[start of Document]

Ok ladies, now let’s get in FORMATION

OR Precisely 6.5 lists, with some articles in between

Brigid Hansen


Image Credit: Sarah Lay

The writer:

“A visceral palette of muted fleshy tones. Expulsion. Protrusion. Skin making way for new skin. Pushed, stretched, hung, squashed, squeezed, pulled, draped, folded. Edible, fetishistic, playful. Delicate. Collapsing inward. Complicit with being. Celebratory.”

The artists:

Charlotte Dayman: “ Undisclosed, honest, unified”

Zamara Lee Robison: “Inquisitive, transitional, cathartic, gestural, sympathetic”

Zoe Bastin: “Surface, process, compromise”

Stephanie Granlund: “Transformation, delicate, surface”

This is a write-up about an exhibition. The exhibition is over now. It was called Formation. It was a group sculpture show with works by Charlotte Dayman, Zoë Bastin, Zamara Lea Robison and Stephanie Granlund. The artists made one sculpture together, and the rest individually. The objects had never been exhibited before. Formation had the same title as a Beyoncé song. The two forms have nothing to do with each other, but were both creative outputs of intelligent females.

[end of Document]
[start of Provided records]

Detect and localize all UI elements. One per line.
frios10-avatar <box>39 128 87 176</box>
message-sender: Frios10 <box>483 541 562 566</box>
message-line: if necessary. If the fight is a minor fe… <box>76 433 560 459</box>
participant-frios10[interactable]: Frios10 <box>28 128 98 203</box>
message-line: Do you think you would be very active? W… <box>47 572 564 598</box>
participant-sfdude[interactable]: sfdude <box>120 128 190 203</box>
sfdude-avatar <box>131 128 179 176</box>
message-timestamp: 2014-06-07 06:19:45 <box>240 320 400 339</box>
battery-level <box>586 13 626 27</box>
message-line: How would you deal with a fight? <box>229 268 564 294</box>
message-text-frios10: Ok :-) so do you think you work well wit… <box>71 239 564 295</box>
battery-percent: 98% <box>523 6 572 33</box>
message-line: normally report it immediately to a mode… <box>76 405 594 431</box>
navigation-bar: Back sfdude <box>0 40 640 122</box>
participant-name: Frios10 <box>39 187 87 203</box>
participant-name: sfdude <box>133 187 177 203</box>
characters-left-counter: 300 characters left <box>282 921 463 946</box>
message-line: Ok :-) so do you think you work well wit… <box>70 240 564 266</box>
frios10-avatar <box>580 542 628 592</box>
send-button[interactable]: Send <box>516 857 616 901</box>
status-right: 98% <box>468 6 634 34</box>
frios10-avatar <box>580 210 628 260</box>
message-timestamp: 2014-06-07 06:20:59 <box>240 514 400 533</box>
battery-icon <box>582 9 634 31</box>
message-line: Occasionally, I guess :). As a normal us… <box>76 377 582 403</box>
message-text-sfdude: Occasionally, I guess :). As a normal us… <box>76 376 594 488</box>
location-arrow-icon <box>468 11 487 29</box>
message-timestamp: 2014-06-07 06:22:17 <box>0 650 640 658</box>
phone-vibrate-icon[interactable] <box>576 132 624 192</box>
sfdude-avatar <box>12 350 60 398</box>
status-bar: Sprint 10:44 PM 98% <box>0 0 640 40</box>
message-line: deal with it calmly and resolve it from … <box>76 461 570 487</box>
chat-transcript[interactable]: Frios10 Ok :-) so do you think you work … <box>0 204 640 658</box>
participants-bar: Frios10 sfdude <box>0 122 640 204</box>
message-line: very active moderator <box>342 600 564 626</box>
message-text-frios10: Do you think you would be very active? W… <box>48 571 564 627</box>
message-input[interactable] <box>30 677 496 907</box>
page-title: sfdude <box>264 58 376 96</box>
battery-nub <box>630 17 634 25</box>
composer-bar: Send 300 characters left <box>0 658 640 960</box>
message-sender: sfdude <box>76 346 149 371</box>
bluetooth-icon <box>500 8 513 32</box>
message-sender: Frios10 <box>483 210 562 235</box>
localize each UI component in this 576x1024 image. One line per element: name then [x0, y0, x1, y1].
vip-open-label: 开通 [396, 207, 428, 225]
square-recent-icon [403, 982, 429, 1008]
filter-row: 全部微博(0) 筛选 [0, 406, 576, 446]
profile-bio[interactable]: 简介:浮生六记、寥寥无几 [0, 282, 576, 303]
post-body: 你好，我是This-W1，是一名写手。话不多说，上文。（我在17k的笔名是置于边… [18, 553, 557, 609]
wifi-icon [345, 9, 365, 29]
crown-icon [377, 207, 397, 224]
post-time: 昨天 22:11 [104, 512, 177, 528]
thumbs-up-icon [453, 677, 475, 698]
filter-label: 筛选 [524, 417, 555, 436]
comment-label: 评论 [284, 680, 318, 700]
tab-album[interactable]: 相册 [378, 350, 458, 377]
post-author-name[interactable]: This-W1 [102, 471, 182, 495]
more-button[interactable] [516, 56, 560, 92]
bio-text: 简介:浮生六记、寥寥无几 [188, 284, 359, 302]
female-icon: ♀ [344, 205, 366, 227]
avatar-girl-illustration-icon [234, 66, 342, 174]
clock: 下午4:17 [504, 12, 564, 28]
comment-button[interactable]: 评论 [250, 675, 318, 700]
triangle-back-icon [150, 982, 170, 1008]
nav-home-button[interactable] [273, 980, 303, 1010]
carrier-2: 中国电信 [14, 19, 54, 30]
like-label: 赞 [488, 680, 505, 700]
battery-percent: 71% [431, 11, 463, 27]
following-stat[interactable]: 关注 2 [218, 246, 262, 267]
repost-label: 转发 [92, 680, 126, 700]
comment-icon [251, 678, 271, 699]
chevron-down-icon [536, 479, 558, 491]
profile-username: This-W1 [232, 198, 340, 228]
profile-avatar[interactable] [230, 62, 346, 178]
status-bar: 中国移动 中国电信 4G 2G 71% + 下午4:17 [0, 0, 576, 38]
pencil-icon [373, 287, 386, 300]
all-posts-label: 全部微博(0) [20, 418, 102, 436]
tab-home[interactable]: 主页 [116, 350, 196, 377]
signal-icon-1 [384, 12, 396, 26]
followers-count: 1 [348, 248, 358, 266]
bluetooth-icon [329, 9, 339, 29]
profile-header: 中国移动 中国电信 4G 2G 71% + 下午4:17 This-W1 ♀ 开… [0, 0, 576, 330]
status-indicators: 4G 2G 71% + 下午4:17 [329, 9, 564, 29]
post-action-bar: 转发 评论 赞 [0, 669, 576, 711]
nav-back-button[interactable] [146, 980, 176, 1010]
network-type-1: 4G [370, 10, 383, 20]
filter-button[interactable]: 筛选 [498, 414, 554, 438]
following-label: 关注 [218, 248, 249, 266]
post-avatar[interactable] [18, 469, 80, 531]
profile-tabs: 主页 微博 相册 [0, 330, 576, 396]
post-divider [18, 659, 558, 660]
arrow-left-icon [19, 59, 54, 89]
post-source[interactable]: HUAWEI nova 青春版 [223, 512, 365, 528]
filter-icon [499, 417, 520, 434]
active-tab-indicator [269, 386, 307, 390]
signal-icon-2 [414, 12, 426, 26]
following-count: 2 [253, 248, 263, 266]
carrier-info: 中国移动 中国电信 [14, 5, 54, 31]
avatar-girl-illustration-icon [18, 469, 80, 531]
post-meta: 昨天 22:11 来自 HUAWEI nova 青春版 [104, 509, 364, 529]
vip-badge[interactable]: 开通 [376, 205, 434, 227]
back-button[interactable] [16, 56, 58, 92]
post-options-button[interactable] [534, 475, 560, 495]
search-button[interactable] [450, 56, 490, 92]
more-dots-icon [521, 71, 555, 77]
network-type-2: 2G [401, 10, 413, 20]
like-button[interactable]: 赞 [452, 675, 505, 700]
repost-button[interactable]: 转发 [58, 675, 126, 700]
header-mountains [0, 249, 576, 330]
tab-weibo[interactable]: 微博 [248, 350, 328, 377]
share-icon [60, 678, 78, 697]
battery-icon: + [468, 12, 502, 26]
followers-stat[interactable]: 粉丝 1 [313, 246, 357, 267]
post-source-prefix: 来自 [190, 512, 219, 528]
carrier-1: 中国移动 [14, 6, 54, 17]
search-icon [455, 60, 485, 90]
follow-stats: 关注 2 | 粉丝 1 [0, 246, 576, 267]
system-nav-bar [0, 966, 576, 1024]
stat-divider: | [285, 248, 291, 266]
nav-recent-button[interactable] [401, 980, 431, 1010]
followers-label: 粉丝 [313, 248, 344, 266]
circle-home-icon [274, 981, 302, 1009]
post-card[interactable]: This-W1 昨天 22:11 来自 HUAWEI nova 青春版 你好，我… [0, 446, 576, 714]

[end of Provided records]

◆ **Given request 1**
In the writer's description in the exhibition write-up, list every word in the sentence that begins "Pushed, stretched".
◆ **Given request 2**
Answer these questions from the exhibition write-up:
(a) What three words did Zoe Bastin give?
(b) What kind of show was Formation?
(c) Had the objects in the show been exhibited before?
◆ **Given request 3**
Write the next part of the write-up about the Formation exhibition, picking up after its final sentence.

◆ **Task output 1**
Pushed, stretched, hung, squashed, squeezed, pulled, draped, folded

◆ **Task output 2**
(a) Surface, process, compromise
(b) A group sculpture show
(c) No, they had never been exhibited before.

◆ **Task output 3**
Image: Stacks On, 2016. Image courtesy: Sarah Lay.

Achieving a sense of coherence in a group exhibition can be a delicate and complex process involving a to-and-fro between ideas of material, display, message and perception. Speaking with the group of artists in Formation, it became apparent that verbal language and the language of sculpture was a key element in drawing diverse elements of the artists’ respective practices together. There’s something to be said about strength in numbers;  the subtle differences between areas of interest for the artists manifest in a way which strengthens individual elements of their solitary work and draws out elements that may not otherwise have been noticed. Collaboratively deciding on a set of key words to guide the overarching themes that would draw their practices together achieved a highly developed, coherent visual translation. Rather than acting as a limitation, the physical act of list-writing-as-critical-reflection aided the group to mould, shape – sculpt if you will – an exhibition that provoked an understanding of the tensions between playful and critical, the abject and the domestic, materiality and its perception in institutional, domestic and educational contexts. See below for a list of words I aggressively scrawled in a notebook punched into my iPhone when I first visited the exhibition. (yeah, I’m a millennial)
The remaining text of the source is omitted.